--- Extracted material ---
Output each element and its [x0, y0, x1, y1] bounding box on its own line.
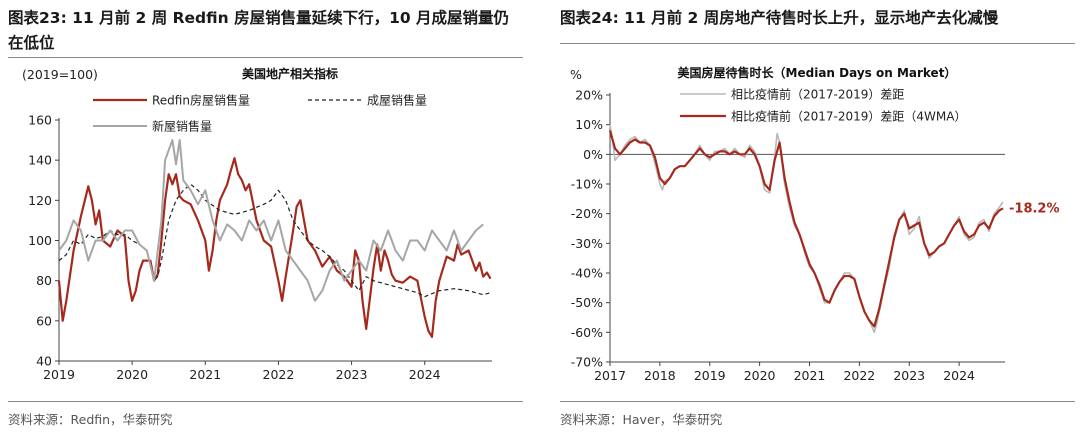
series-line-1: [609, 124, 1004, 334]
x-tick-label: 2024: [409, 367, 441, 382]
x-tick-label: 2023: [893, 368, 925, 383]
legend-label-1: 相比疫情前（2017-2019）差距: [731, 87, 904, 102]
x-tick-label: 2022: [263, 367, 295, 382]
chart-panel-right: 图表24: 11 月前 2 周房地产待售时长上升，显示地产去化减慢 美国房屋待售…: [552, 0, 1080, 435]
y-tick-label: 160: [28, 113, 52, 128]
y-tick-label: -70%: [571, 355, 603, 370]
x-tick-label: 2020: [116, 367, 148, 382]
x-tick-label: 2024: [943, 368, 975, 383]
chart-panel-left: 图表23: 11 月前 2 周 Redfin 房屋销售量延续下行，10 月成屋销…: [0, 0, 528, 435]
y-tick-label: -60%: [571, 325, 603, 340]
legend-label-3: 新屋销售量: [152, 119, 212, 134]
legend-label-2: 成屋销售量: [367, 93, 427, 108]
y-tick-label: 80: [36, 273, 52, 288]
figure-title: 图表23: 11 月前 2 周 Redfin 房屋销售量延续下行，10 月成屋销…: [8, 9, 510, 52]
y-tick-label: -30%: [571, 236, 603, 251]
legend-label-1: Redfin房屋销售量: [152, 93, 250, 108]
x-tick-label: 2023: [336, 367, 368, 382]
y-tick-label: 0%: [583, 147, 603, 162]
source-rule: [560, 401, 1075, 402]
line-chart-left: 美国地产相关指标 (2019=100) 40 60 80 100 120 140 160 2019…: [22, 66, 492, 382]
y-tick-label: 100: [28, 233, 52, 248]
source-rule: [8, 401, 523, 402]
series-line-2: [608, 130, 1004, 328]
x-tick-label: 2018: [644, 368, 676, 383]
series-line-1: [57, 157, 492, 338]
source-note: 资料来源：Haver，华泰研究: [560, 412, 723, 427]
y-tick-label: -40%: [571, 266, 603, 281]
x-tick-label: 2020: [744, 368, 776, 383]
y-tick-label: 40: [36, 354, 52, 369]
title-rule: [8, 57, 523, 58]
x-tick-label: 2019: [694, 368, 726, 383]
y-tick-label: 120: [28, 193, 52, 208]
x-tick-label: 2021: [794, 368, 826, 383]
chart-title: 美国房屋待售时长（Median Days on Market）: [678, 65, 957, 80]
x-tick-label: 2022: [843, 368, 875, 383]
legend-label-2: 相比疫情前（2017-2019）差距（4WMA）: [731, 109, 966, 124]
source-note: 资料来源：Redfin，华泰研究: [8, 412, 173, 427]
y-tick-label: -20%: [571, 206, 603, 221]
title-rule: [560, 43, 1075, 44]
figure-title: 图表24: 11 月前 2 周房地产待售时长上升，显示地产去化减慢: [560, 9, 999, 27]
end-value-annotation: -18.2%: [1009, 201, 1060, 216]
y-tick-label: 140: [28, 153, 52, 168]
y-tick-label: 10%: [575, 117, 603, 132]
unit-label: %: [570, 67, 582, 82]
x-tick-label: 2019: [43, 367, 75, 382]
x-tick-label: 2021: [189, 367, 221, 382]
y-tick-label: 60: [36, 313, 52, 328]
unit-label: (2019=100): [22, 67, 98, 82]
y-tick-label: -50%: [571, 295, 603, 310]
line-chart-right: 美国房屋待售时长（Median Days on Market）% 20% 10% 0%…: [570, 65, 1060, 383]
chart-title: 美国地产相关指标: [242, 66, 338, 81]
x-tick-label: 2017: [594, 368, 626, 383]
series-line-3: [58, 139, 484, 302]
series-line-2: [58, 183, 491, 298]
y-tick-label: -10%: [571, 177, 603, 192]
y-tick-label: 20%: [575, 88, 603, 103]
---
--- Extracted material ---
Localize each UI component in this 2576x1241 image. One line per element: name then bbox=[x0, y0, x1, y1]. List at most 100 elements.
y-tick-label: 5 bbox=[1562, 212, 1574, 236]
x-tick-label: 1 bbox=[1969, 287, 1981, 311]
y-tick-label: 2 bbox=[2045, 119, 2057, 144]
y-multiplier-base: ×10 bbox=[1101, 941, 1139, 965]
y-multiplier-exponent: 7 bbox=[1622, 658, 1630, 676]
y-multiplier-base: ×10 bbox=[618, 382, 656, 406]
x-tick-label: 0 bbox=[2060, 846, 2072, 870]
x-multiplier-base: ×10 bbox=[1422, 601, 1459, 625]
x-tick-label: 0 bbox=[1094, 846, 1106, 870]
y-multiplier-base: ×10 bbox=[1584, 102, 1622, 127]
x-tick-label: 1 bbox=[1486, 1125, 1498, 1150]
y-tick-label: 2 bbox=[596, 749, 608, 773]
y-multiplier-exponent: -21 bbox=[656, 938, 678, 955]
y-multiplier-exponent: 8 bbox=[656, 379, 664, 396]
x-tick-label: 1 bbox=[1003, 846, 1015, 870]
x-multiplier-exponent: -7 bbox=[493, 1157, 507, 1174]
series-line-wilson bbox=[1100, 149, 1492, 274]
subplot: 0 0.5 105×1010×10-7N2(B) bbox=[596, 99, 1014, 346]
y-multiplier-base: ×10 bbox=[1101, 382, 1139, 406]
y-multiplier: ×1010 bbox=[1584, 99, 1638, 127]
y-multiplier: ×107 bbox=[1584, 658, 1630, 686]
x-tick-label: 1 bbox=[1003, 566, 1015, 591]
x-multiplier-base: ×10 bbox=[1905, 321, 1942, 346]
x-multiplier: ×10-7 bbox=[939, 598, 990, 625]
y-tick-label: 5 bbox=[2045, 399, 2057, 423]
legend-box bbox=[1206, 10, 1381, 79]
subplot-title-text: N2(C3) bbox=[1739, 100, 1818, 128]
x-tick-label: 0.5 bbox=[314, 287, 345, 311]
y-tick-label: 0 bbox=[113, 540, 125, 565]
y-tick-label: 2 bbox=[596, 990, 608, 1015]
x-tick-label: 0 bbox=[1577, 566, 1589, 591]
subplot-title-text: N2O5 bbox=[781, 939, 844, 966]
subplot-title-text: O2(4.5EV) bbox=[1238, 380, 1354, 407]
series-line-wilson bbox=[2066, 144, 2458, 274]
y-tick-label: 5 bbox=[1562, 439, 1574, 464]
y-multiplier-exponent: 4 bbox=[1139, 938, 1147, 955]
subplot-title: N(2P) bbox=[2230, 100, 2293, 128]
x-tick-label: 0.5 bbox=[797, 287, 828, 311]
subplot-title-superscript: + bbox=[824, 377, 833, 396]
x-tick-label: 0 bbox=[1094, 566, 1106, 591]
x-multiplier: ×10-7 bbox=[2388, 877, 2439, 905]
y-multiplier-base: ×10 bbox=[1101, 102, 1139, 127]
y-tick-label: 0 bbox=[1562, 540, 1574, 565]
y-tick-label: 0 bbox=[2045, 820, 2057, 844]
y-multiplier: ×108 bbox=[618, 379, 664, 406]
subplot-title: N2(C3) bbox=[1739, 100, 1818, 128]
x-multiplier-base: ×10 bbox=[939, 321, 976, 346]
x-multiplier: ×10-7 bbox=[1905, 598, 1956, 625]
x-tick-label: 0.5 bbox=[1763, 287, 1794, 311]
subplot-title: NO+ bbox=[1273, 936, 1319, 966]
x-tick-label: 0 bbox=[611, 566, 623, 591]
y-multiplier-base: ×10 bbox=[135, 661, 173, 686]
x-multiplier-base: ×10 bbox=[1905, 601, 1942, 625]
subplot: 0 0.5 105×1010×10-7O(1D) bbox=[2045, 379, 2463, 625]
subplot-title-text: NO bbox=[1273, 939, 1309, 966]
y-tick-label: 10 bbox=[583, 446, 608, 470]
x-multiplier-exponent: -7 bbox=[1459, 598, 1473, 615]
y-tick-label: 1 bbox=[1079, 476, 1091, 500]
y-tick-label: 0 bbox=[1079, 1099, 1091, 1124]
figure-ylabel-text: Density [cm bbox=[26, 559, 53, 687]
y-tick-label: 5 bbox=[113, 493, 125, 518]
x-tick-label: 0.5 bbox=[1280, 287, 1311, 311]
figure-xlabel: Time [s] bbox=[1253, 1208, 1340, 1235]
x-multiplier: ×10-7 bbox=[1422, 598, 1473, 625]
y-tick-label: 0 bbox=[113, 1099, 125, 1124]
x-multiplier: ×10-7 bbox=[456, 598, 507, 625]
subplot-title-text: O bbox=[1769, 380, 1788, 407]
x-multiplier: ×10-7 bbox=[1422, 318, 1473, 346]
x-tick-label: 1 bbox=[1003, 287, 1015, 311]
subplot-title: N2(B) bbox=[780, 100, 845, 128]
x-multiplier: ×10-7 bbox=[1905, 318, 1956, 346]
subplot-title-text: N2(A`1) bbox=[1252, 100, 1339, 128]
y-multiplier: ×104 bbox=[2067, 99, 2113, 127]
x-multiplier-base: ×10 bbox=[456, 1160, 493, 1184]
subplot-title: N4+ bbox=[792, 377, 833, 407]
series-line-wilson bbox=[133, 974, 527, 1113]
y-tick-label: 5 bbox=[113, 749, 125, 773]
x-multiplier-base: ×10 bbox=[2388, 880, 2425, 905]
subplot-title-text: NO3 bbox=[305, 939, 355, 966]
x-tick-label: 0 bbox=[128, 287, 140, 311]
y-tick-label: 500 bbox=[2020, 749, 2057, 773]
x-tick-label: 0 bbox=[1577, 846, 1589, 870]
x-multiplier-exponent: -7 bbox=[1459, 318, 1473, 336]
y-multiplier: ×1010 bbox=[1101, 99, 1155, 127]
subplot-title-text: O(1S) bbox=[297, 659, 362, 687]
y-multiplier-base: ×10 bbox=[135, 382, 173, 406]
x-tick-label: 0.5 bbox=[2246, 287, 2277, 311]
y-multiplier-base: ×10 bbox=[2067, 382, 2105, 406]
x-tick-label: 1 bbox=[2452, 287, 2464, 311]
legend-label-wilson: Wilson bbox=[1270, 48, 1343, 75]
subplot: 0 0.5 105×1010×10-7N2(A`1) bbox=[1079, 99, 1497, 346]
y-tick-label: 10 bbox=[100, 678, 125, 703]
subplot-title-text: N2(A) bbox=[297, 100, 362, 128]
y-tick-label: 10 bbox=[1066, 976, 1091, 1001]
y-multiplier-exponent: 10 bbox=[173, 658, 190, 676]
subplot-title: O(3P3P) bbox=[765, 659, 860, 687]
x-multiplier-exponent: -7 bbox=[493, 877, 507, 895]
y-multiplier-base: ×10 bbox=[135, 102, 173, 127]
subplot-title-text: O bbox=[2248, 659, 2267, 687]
---
--- Extracted material ---
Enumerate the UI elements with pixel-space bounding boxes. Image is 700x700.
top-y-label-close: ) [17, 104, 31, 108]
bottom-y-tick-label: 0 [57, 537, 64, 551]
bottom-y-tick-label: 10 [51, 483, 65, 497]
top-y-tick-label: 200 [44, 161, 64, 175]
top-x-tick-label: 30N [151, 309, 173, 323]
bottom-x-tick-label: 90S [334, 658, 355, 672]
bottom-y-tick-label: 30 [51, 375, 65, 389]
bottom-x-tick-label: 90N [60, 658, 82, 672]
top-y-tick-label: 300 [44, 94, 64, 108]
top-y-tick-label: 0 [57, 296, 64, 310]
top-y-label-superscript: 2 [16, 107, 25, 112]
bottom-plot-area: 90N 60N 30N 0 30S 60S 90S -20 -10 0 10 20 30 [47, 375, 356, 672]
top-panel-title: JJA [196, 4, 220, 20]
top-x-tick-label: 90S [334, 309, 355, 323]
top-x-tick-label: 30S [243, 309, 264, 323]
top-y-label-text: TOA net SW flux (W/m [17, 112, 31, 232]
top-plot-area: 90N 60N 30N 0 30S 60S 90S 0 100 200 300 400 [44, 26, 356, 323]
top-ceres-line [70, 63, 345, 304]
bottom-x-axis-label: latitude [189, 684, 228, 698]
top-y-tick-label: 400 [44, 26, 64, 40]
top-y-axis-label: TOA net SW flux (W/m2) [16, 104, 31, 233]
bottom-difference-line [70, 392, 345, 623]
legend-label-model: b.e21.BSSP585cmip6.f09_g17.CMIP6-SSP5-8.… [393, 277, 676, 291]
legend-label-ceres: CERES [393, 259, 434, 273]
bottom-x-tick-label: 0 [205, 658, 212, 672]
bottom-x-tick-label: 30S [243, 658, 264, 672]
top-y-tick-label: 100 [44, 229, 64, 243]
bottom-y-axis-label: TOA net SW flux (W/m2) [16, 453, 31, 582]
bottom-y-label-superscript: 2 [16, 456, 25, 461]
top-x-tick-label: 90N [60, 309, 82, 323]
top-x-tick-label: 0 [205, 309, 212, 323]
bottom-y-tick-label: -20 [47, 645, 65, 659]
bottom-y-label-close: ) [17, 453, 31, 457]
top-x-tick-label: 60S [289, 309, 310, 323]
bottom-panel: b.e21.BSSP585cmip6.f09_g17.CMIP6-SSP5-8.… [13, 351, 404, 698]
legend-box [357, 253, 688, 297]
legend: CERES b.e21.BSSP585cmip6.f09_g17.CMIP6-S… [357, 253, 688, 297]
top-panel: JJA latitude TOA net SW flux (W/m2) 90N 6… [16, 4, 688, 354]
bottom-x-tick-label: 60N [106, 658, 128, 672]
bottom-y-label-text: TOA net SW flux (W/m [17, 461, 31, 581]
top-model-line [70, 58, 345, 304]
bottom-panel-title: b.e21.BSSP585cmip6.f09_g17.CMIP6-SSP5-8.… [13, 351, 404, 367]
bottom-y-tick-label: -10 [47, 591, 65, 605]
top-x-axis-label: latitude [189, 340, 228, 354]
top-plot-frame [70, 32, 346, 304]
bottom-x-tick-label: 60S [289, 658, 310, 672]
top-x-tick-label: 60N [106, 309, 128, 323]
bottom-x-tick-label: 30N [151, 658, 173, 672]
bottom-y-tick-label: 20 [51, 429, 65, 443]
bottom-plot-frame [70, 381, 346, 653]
---
▶ Problem
Please copy out the stretch of lines from the one containing "Enumerate the UI" through the one containing "top-x-tick-label: 30N [151, 309, 173, 323]", both included, with nothing changed.

▶ Finished task
Enumerate the UI elements with pixel-space bounding boxes. Image is 700x700.
top-y-label-close: ) [17, 104, 31, 108]
bottom-y-tick-label: 0 [57, 537, 64, 551]
bottom-y-tick-label: 10 [51, 483, 65, 497]
top-y-tick-label: 200 [44, 161, 64, 175]
top-x-tick-label: 30N [151, 309, 173, 323]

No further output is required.